Instructions to follow:
Select lines where the word "content" appears.

>>>

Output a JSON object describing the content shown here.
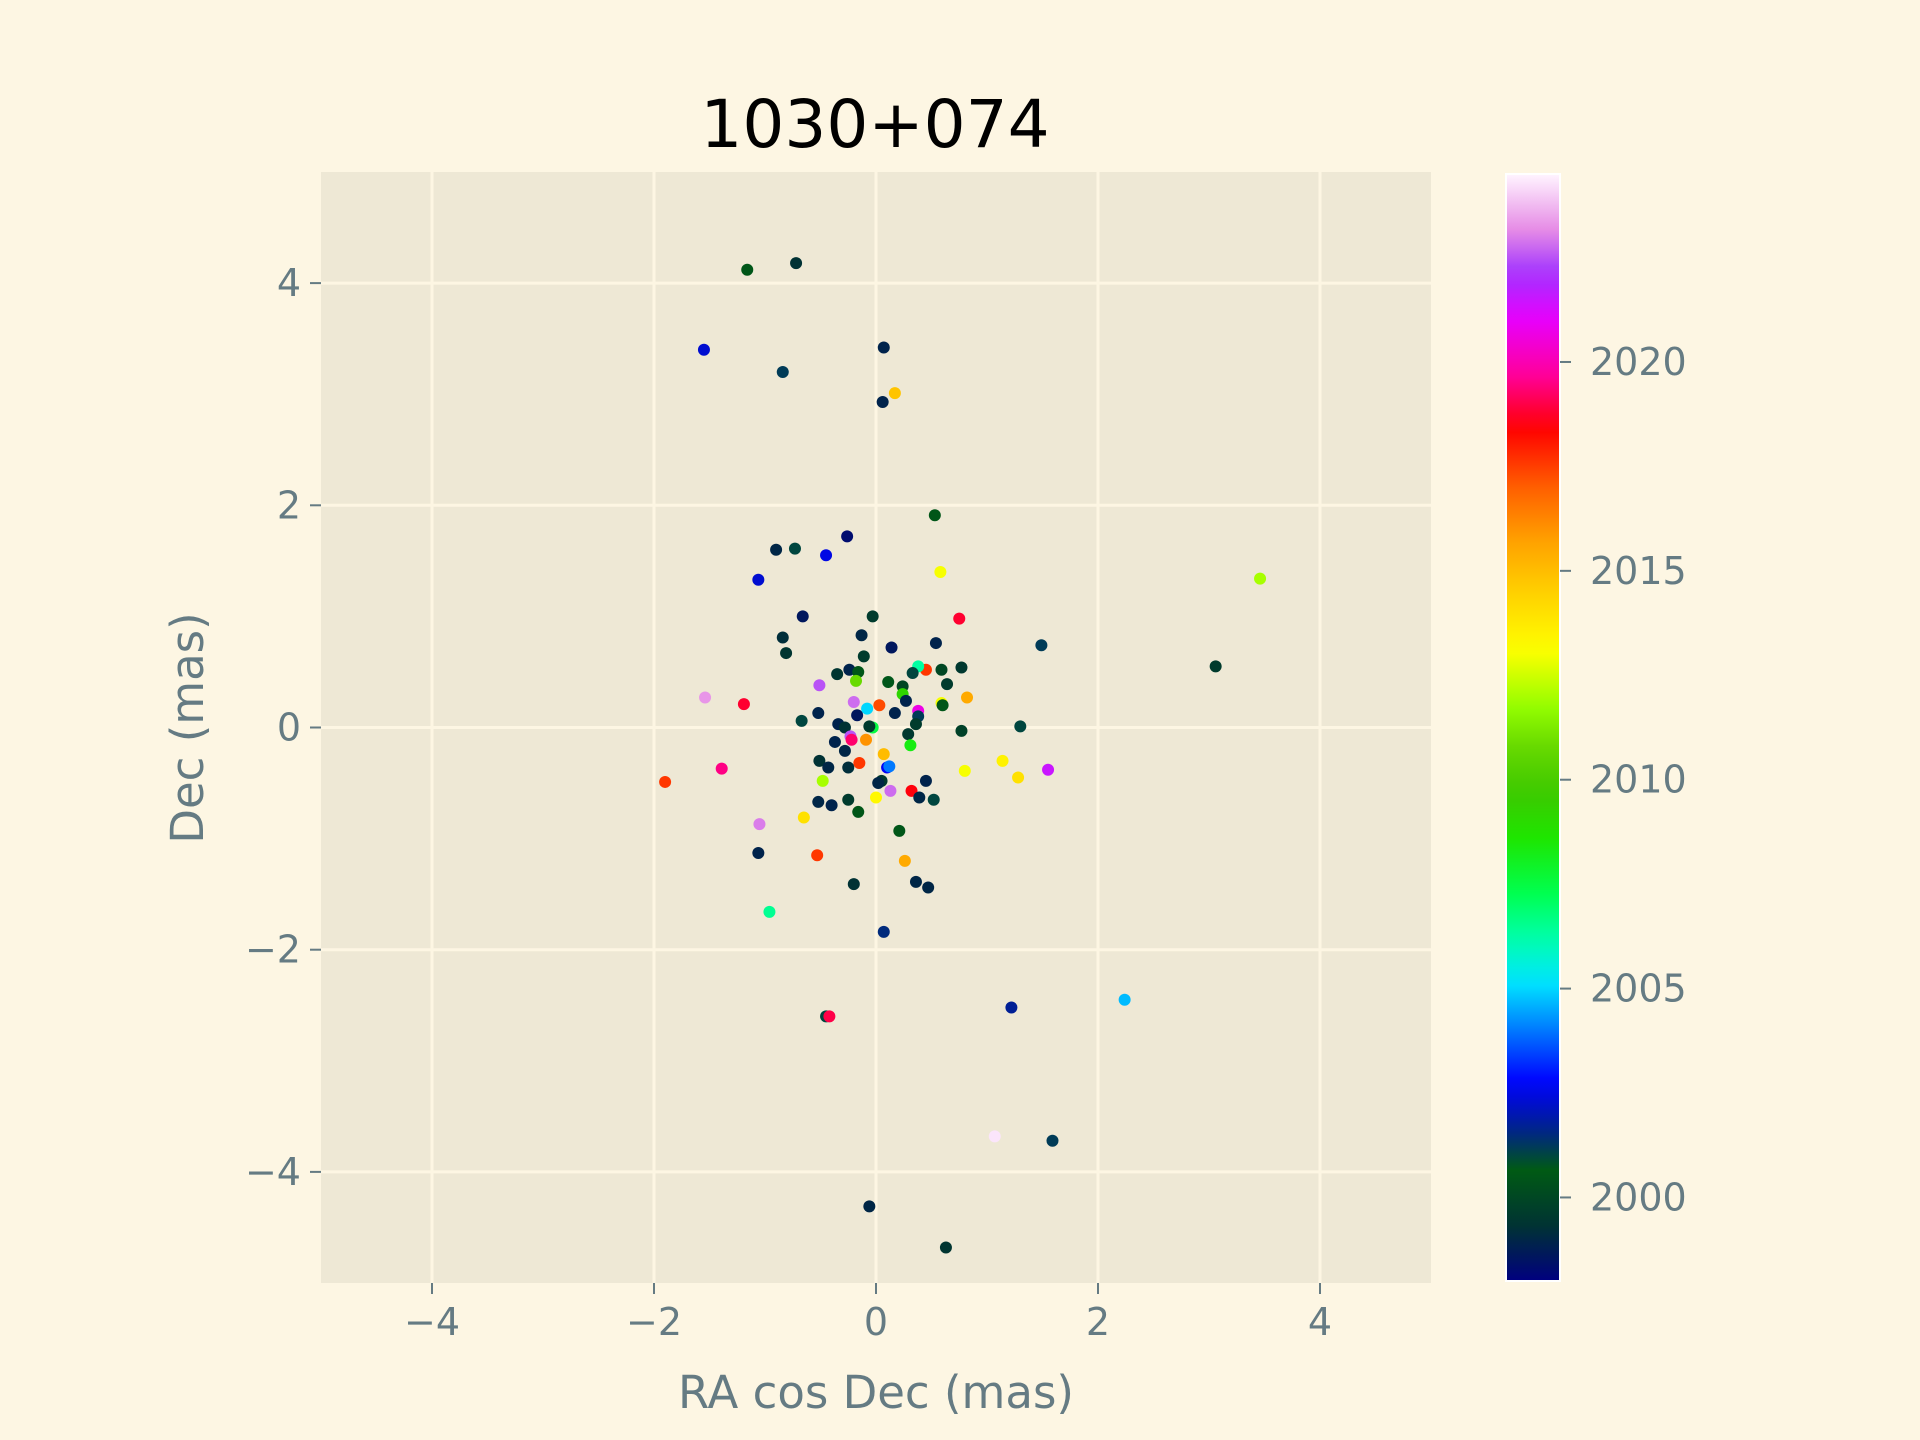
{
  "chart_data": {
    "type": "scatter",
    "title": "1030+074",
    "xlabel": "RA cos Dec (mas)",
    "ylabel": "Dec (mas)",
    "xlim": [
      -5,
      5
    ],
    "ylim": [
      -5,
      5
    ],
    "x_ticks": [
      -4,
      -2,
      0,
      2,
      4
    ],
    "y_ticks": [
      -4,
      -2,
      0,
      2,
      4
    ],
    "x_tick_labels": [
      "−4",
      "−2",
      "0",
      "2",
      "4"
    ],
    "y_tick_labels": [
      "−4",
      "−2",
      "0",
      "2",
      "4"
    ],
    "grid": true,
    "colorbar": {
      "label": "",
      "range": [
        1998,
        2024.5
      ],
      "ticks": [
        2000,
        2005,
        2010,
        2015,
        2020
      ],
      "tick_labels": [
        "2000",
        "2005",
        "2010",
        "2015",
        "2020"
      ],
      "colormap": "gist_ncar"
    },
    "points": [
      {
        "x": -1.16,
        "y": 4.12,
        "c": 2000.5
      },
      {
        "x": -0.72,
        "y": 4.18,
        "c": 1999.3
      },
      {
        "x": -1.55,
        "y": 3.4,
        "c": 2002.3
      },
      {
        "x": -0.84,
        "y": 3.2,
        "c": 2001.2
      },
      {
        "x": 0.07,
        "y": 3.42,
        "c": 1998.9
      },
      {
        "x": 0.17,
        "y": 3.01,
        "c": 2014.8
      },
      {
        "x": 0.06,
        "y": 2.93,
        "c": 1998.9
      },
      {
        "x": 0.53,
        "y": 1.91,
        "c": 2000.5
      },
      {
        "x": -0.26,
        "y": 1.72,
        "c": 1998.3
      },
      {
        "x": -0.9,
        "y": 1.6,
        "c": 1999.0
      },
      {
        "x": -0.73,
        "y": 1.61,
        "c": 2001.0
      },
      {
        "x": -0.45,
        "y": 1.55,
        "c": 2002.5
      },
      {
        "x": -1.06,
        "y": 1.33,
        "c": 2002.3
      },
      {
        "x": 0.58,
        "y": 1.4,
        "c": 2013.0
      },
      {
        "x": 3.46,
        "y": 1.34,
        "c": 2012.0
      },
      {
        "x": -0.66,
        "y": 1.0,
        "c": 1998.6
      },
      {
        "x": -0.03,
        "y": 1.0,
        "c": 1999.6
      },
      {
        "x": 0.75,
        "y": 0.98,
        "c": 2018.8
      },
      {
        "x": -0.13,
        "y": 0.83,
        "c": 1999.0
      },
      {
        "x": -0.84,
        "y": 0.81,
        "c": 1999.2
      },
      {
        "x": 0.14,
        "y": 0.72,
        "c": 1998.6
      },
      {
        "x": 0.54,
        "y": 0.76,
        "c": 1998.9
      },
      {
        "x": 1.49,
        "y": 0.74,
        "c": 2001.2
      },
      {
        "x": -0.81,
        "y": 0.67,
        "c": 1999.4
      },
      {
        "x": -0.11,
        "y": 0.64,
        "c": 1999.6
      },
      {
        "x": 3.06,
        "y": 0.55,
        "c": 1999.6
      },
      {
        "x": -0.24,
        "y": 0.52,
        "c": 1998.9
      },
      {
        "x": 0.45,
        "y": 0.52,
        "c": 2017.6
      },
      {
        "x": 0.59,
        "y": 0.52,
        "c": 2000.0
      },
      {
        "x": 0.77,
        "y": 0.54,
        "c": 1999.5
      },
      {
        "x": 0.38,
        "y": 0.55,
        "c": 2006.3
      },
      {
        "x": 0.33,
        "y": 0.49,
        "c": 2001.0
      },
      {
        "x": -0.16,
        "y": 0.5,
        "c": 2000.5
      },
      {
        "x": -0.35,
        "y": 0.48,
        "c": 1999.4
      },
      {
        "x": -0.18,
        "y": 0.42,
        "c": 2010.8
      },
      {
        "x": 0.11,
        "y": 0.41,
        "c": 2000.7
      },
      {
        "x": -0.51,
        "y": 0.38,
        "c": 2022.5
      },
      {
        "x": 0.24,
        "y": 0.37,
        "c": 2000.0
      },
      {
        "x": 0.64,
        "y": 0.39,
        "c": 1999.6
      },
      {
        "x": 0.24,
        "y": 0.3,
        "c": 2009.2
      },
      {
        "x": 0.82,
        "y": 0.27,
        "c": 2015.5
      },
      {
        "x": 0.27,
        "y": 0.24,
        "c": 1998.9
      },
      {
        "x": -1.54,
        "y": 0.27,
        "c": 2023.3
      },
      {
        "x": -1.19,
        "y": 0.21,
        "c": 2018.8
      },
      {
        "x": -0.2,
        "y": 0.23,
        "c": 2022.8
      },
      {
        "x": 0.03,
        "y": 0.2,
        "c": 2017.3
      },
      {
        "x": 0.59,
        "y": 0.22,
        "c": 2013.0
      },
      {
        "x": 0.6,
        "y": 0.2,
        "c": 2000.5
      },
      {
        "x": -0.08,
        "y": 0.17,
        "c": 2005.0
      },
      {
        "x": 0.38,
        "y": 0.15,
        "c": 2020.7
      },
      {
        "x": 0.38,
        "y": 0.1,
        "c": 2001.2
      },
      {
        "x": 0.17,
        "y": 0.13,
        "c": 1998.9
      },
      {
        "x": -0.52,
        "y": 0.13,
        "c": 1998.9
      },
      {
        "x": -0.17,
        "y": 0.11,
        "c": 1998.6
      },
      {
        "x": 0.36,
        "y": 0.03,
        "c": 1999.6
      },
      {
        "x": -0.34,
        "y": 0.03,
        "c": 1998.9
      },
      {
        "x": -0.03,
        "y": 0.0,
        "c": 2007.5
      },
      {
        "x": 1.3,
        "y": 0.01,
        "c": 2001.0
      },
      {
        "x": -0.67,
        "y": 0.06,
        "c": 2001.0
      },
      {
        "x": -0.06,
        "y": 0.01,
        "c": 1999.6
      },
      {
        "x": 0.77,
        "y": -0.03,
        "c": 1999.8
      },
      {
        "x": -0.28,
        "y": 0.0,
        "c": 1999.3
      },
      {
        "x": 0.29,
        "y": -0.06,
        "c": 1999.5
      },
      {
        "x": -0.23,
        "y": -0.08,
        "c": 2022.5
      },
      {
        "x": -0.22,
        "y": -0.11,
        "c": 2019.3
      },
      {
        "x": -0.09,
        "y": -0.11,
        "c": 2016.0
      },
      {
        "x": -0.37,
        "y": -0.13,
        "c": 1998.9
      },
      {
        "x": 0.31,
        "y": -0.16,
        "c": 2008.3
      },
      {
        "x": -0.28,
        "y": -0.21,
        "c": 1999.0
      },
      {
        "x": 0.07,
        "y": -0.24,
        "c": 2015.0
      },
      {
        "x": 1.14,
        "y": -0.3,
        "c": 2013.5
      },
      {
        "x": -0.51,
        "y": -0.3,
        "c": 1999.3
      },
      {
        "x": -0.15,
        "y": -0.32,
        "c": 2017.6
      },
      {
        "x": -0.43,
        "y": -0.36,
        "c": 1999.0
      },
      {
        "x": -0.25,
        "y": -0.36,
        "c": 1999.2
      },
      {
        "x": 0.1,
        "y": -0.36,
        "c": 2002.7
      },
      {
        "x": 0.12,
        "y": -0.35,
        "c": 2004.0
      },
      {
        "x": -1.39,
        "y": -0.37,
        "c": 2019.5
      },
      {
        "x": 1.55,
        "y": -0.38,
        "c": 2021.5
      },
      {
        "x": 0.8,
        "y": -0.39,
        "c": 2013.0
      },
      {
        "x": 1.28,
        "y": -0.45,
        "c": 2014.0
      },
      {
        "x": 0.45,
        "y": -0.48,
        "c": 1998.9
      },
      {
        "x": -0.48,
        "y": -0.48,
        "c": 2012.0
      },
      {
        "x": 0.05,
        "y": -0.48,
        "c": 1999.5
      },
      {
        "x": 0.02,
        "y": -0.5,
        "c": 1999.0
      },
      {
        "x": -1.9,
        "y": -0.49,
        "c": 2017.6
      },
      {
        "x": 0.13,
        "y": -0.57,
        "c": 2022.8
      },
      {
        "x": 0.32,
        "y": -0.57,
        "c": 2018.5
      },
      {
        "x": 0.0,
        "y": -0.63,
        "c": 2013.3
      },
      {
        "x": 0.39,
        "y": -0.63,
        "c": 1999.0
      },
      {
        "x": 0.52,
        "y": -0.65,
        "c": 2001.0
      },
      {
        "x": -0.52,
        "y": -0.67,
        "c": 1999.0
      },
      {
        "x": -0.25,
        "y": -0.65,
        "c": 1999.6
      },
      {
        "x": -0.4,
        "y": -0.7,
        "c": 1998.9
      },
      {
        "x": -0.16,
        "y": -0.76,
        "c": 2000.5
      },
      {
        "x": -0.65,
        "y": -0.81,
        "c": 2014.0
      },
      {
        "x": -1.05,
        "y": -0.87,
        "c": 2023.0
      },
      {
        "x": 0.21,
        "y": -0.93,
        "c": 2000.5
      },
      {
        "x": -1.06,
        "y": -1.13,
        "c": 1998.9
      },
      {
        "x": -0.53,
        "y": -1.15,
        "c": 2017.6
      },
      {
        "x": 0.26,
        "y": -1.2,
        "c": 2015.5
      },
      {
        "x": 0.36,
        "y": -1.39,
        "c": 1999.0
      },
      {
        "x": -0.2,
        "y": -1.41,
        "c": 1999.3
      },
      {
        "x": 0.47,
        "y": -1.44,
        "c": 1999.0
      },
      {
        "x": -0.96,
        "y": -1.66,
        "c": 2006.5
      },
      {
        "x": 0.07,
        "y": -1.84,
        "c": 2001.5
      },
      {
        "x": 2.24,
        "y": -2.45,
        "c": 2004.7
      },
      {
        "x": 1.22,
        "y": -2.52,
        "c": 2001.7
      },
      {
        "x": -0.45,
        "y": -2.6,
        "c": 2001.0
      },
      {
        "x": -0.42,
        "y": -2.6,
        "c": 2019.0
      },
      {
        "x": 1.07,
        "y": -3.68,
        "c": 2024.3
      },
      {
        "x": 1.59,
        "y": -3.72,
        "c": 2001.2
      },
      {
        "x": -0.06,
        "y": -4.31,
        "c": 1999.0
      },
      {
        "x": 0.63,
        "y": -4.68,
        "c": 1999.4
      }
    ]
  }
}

<<<
>>>

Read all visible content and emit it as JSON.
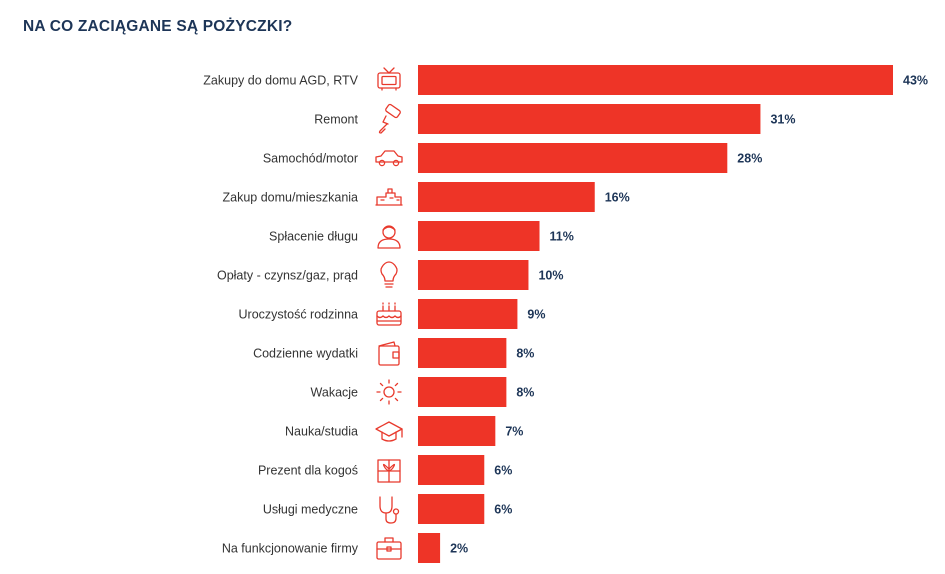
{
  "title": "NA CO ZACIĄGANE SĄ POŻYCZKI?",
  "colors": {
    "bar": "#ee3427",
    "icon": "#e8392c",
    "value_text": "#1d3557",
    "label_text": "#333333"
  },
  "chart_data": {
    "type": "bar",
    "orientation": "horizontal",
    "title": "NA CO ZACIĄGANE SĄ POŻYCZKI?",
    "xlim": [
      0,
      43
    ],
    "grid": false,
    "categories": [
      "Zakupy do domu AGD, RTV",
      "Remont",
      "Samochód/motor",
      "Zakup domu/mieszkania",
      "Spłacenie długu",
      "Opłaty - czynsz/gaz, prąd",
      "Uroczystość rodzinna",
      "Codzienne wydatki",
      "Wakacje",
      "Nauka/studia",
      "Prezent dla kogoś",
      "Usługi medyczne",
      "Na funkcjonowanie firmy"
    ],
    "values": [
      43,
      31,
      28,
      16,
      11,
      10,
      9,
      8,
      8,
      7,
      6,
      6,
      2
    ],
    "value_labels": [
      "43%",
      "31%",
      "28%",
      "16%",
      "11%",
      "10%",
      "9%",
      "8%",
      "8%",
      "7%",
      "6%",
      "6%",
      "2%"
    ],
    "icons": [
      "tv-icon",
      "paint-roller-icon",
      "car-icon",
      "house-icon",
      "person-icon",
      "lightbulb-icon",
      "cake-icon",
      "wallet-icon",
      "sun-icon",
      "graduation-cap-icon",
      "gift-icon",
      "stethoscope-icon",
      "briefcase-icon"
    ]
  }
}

<<<

Correct output:
Output a JSON object describing the content shown here.
Read all visible content and emit it as JSON.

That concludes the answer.